__What the exercise asks__
Reproduce every entry exactly, without alteration.

BEGIN Data extract

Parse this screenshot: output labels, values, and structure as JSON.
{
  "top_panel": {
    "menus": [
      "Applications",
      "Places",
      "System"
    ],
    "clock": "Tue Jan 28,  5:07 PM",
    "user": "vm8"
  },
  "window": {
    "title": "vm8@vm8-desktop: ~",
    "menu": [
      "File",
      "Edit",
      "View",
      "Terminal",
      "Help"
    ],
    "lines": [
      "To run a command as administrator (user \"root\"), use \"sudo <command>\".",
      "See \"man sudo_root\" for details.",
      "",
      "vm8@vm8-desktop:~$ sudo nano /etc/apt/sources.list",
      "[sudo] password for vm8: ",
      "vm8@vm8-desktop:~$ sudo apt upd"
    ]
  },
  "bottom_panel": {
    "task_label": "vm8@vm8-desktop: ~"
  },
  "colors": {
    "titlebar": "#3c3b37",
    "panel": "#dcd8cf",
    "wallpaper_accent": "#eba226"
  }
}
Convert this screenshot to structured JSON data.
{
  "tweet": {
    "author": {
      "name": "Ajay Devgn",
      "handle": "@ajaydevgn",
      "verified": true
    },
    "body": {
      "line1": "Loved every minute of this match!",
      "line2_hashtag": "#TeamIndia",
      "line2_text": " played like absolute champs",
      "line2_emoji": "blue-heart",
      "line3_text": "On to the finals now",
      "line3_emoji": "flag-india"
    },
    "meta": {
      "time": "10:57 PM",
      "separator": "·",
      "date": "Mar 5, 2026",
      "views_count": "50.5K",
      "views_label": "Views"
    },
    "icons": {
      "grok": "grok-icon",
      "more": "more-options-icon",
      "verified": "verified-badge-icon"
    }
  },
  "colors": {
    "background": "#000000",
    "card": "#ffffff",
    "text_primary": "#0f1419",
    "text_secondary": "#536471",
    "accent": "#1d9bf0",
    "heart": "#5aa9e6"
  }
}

END Data extract

__Response to this exercise__
Parse this screenshot: output labels, values, and structure as JSON.
{
  "top_panel": {
    "menus": [
      "Applications",
      "Places",
      "System"
    ],
    "clock": "Tue Jan 28,  5:07 PM",
    "user": "vm8"
  },
  "window": {
    "title": "vm8@vm8-desktop: ~",
    "menu": [
      "File",
      "Edit",
      "View",
      "Terminal",
      "Help"
    ],
    "lines": [
      "To run a command as administrator (user \"root\"), use \"sudo <command>\".",
      "See \"man sudo_root\" for details.",
      "",
      "vm8@vm8-desktop:~$ sudo nano /etc/apt/sources.list",
      "[sudo] password for vm8: ",
      "vm8@vm8-desktop:~$ sudo apt upd"
    ]
  },
  "bottom_panel": {
    "task_label": "vm8@vm8-desktop: ~"
  },
  "colors": {
    "titlebar": "#3c3b37",
    "panel": "#dcd8cf",
    "wallpaper_accent": "#eba226"
  }
}
Convert this screenshot to structured JSON data.
{
  "tweet": {
    "author": {
      "name": "Ajay Devgn",
      "handle": "@ajaydevgn",
      "verified": true
    },
    "body": {
      "line1": "Loved every minute of this match!",
      "line2_hashtag": "#TeamIndia",
      "line2_text": " played like absolute champs",
      "line2_emoji": "blue-heart",
      "line3_text": "On to the finals now",
      "line3_emoji": "flag-india"
    },
    "meta": {
      "time": "10:57 PM",
      "separator": "·",
      "date": "Mar 5, 2026",
      "views_count": "50.5K",
      "views_label": "Views"
    },
    "icons": {
      "grok": "grok-icon",
      "more": "more-options-icon",
      "verified": "verified-badge-icon"
    }
  },
  "colors": {
    "background": "#000000",
    "card": "#ffffff",
    "text_primary": "#0f1419",
    "text_secondary": "#536471",
    "accent": "#1d9bf0",
    "heart": "#5aa9e6"
  }
}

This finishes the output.